Recorded data
▼
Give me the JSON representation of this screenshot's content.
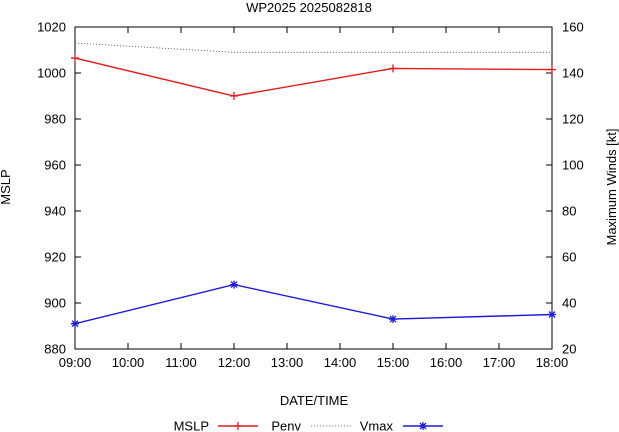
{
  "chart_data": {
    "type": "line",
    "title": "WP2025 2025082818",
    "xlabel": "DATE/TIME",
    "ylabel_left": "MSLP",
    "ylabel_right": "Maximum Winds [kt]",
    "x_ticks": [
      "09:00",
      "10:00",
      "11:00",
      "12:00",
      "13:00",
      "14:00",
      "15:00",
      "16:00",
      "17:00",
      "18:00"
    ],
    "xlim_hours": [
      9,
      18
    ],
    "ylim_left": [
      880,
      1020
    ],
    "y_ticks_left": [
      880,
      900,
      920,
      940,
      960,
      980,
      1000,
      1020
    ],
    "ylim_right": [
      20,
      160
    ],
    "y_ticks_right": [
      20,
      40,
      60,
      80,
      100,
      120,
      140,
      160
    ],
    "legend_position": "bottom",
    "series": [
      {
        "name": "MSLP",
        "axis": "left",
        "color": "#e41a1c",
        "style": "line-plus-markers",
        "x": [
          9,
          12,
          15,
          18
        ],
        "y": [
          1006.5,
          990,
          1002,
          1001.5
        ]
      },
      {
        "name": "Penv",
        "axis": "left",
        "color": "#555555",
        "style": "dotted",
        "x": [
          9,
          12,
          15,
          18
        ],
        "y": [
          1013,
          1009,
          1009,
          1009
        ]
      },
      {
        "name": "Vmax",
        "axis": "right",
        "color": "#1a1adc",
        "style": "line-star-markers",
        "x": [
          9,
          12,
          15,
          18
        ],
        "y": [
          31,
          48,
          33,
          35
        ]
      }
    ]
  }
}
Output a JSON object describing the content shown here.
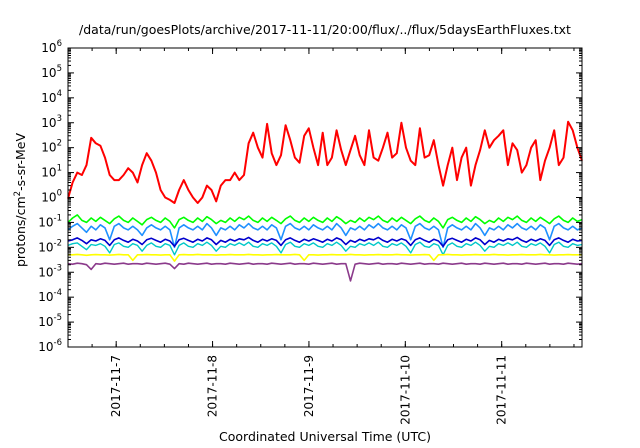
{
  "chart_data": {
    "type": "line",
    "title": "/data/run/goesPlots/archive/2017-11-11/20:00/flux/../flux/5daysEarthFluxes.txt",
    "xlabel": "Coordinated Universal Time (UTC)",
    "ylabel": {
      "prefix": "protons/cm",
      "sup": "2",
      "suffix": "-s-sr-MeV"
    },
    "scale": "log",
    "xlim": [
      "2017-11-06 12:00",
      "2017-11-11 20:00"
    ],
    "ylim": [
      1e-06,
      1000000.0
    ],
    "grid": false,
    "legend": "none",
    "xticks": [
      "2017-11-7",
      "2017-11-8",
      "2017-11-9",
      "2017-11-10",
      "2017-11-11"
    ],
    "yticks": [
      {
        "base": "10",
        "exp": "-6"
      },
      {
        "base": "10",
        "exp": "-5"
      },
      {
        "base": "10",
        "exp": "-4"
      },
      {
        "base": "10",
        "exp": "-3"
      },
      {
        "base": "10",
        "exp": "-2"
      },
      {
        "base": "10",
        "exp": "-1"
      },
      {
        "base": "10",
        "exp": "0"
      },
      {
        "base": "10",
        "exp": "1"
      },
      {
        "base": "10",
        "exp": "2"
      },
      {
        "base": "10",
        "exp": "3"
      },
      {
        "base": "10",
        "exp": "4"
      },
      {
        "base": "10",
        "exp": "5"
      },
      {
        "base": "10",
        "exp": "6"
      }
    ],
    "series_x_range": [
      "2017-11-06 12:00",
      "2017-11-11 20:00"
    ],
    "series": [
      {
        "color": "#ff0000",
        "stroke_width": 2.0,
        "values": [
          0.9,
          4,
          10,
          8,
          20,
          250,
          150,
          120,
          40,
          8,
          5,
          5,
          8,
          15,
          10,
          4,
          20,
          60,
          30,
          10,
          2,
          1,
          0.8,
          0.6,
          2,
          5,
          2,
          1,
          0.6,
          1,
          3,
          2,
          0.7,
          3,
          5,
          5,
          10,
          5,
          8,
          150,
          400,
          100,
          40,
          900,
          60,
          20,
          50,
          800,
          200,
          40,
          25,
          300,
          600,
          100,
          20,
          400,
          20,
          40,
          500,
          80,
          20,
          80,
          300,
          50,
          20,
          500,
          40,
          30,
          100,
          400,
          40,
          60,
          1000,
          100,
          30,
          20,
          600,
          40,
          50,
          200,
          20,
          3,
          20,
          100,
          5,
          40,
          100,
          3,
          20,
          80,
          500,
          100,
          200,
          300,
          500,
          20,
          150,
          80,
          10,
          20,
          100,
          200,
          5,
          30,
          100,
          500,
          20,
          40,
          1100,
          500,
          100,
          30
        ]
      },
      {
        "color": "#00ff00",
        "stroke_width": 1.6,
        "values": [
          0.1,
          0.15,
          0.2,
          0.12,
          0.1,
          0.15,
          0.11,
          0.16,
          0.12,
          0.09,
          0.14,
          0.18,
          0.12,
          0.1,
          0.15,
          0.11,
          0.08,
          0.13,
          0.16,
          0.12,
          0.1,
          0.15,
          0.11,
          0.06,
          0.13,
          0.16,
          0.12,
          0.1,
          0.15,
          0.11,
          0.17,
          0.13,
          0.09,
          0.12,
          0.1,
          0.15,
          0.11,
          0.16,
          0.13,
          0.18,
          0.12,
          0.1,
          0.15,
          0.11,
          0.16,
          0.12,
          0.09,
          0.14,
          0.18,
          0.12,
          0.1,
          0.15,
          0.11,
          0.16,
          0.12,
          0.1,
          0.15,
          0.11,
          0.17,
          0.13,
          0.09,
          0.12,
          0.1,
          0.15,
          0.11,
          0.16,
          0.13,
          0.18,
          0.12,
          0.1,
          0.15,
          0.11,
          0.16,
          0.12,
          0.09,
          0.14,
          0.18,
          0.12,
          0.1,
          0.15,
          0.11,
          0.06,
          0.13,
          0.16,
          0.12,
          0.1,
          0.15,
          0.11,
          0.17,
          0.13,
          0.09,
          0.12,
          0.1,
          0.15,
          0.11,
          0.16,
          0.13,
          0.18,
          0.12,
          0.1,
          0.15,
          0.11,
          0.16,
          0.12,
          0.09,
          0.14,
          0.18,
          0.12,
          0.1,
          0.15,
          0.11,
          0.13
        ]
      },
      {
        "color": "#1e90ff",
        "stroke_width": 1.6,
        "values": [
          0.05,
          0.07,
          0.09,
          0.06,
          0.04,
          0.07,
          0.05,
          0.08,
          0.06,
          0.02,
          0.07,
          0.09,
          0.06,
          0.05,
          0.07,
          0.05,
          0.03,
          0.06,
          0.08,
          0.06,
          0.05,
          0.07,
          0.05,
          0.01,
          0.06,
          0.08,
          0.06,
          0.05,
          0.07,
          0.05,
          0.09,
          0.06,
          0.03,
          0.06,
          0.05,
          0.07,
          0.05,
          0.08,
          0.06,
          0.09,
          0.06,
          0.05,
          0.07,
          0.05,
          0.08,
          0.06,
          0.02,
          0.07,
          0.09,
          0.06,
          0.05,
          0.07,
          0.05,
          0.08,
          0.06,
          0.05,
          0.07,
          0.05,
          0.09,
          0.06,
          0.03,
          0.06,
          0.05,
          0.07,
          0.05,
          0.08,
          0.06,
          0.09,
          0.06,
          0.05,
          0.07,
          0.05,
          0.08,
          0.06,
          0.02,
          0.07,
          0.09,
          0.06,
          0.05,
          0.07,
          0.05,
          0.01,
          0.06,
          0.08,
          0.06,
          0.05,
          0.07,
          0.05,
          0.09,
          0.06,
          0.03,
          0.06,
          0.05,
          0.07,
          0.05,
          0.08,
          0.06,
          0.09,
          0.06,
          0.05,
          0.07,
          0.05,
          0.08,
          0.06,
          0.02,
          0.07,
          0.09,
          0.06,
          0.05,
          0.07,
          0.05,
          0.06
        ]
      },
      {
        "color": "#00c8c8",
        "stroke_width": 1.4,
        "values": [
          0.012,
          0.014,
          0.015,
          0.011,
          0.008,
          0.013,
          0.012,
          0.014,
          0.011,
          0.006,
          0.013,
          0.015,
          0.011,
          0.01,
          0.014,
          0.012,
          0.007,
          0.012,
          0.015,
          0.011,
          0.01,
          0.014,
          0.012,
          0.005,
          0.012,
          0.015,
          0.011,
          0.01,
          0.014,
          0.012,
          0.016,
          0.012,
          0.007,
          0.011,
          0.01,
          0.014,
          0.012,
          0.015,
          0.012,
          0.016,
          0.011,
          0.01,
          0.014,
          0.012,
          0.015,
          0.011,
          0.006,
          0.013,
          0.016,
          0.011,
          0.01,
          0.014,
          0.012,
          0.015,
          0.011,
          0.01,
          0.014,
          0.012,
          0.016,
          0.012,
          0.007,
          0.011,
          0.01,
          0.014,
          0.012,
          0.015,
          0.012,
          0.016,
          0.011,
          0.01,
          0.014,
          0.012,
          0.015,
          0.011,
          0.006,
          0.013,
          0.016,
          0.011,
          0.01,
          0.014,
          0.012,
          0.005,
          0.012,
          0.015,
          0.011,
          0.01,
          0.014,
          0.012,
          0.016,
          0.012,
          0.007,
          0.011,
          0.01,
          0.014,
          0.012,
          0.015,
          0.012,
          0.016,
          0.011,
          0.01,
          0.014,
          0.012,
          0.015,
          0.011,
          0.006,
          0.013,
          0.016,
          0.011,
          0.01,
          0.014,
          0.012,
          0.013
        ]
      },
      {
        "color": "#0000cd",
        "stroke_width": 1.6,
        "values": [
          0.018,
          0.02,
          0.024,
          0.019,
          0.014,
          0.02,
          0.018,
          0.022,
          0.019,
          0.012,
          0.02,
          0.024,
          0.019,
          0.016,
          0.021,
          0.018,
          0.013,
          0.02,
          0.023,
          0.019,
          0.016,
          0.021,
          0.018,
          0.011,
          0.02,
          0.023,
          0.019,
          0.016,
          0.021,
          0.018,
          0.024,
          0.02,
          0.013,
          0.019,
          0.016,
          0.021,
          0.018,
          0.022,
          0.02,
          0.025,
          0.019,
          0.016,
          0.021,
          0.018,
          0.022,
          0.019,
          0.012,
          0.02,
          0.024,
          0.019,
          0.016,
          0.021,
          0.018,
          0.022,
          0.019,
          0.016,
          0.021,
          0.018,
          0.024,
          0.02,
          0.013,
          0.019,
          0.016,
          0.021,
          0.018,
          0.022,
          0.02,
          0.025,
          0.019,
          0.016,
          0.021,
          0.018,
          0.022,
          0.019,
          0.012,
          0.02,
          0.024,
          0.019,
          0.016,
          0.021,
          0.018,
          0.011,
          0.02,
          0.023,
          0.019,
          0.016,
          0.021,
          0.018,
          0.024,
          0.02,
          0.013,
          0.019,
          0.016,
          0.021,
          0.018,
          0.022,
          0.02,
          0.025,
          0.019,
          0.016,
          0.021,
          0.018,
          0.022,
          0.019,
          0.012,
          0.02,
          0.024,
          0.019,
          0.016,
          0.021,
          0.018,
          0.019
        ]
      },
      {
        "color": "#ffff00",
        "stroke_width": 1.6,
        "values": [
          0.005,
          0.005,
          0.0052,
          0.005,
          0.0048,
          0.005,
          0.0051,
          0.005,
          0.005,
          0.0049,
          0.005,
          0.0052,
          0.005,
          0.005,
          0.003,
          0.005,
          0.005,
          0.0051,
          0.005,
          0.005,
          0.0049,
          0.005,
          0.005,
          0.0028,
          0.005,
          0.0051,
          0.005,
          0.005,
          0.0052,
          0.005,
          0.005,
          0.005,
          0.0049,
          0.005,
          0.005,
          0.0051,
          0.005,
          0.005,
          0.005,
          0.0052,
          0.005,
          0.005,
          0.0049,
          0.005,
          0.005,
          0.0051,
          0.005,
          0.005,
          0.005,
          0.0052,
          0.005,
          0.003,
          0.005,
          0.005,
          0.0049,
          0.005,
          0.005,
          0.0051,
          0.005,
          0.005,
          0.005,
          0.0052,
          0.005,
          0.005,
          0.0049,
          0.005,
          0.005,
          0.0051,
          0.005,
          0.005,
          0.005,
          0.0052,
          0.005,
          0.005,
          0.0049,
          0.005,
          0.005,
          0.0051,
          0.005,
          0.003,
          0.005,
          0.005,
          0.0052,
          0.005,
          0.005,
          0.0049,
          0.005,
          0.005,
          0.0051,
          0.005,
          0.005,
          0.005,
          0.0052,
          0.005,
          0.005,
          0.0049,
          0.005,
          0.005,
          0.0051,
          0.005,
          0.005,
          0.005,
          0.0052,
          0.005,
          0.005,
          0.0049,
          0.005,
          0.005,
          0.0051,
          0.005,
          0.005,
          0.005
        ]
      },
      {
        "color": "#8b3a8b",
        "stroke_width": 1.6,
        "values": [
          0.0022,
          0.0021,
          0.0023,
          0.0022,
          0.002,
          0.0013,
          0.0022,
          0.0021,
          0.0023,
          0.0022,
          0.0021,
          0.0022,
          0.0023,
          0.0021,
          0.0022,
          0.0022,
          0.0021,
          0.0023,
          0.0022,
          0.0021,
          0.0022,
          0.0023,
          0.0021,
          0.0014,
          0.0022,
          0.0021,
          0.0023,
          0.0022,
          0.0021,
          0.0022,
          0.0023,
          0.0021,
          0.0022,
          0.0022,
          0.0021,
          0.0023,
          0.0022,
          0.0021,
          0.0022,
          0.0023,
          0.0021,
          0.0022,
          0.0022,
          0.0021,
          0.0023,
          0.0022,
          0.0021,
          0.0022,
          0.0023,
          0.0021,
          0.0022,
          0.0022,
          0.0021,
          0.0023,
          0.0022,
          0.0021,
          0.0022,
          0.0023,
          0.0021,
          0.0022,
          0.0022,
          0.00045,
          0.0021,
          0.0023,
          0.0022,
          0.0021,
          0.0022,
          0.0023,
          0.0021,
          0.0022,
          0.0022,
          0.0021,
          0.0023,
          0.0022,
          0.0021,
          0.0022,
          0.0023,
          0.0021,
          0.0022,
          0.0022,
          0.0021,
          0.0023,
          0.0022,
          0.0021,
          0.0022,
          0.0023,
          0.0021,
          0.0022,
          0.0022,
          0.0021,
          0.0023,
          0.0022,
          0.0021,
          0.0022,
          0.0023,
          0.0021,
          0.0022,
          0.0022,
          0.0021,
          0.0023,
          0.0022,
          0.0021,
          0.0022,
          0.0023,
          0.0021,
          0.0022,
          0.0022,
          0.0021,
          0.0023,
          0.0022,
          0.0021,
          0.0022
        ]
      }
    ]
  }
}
▲
Find every line in the records above that holds the word "color", and copy each one.

        "color": "#e41a1c",
        "color": "#555555",
        "color": "#1a1adc",
        "color": "#ff0000",
        "color": "#00ff00",
        "color": "#1e90ff",
        "color": "#00c8c8",
        "color": "#0000cd",
        "color": "#ffff00",
        "color": "#8b3a8b",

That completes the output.